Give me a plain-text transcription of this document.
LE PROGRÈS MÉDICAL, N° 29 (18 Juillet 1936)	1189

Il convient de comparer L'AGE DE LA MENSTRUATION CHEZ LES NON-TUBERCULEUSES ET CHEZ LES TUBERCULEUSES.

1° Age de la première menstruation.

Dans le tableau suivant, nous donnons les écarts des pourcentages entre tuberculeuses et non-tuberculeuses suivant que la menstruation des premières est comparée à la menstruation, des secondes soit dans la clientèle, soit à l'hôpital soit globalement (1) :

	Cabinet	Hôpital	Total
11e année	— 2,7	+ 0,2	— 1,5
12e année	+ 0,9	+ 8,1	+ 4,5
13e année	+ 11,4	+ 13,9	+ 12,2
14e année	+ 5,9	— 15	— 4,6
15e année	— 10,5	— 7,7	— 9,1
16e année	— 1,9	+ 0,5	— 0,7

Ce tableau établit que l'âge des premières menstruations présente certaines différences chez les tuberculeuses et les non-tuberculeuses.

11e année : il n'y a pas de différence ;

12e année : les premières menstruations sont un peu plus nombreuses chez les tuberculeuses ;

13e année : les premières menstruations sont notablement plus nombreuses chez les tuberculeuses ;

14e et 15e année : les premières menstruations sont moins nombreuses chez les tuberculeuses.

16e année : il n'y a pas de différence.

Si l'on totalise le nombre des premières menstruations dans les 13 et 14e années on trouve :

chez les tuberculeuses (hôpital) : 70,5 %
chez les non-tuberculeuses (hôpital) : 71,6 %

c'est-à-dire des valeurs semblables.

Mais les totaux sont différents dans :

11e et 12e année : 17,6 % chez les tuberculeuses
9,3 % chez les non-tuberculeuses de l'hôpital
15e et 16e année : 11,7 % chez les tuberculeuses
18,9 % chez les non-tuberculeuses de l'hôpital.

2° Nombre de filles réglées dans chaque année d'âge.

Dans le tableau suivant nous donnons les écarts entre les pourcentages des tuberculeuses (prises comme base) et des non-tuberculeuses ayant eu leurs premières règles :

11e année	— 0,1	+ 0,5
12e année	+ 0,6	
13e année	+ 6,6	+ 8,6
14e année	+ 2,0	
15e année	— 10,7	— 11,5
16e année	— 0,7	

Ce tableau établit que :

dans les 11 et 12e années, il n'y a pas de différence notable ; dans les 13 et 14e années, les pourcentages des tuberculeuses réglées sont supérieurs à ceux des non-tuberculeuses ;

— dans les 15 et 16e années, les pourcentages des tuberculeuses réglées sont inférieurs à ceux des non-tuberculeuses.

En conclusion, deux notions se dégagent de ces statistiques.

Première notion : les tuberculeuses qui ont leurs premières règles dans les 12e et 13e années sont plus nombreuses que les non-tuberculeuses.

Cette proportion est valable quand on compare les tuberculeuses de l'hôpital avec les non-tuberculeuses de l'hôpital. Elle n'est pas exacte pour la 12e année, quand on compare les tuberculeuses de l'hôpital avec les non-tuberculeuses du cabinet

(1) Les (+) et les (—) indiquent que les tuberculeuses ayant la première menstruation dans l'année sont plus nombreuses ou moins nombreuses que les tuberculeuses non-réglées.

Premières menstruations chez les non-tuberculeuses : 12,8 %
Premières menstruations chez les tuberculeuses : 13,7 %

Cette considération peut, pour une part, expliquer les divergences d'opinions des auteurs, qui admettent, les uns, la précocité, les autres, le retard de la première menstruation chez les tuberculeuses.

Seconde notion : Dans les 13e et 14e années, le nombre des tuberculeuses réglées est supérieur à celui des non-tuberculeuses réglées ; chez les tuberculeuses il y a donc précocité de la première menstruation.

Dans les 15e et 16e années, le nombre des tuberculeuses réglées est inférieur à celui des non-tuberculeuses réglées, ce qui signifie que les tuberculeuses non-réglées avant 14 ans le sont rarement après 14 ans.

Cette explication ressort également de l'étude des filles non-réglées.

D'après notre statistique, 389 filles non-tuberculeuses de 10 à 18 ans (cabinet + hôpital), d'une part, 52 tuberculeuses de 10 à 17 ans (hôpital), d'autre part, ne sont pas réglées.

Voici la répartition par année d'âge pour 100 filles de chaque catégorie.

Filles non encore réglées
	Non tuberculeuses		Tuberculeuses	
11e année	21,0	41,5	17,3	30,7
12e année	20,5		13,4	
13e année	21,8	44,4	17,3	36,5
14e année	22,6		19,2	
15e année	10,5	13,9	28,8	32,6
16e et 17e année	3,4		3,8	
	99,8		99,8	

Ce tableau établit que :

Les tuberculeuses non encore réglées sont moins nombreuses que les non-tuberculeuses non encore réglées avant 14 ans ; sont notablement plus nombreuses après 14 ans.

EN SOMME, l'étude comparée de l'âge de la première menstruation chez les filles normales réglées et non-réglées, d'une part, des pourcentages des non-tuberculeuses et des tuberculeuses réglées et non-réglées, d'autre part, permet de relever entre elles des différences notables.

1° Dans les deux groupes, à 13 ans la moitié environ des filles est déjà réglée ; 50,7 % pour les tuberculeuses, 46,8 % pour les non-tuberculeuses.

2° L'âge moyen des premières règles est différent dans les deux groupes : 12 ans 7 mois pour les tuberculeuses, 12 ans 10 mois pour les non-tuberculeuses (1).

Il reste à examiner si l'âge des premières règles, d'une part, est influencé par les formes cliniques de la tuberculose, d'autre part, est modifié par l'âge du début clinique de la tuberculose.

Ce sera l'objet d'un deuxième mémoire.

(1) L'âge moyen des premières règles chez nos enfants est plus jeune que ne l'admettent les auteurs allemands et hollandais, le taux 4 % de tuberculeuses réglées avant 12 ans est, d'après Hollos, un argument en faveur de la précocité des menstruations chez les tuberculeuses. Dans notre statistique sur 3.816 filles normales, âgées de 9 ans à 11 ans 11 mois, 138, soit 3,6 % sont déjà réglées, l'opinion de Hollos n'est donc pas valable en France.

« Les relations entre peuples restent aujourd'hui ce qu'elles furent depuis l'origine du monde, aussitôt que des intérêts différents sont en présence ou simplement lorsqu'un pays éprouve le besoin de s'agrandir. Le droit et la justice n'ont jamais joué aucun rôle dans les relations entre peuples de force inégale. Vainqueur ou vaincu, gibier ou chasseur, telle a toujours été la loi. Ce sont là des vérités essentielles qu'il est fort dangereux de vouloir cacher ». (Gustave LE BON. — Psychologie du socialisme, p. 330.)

> What you will do
Scan the records above for the string "déjà", then select every line that holds it.

> Task result
1° Dans les deux groupes, à 13 ans la moitié environ des filles est déjà réglée ; 50,7 % pour les tuberculeuses, 46,8 % pour les non-tuberculeuses.
(1) L'âge moyen des premières règles chez nos enfants est plus jeune que ne l'admettent les auteurs allemands et hollandais, le taux 4 % de tuberculeuses réglées avant 12 ans est, d'après Hollos, un argument en faveur de la précocité des menstruations chez les tuberculeuses. Dans notre statistique sur 3.816 filles normales, âgées de 9 ans à 11 ans 11 mois, 138, soit 3,6 % sont déjà réglées, l'opinion de Hollos n'est donc pas valable en France.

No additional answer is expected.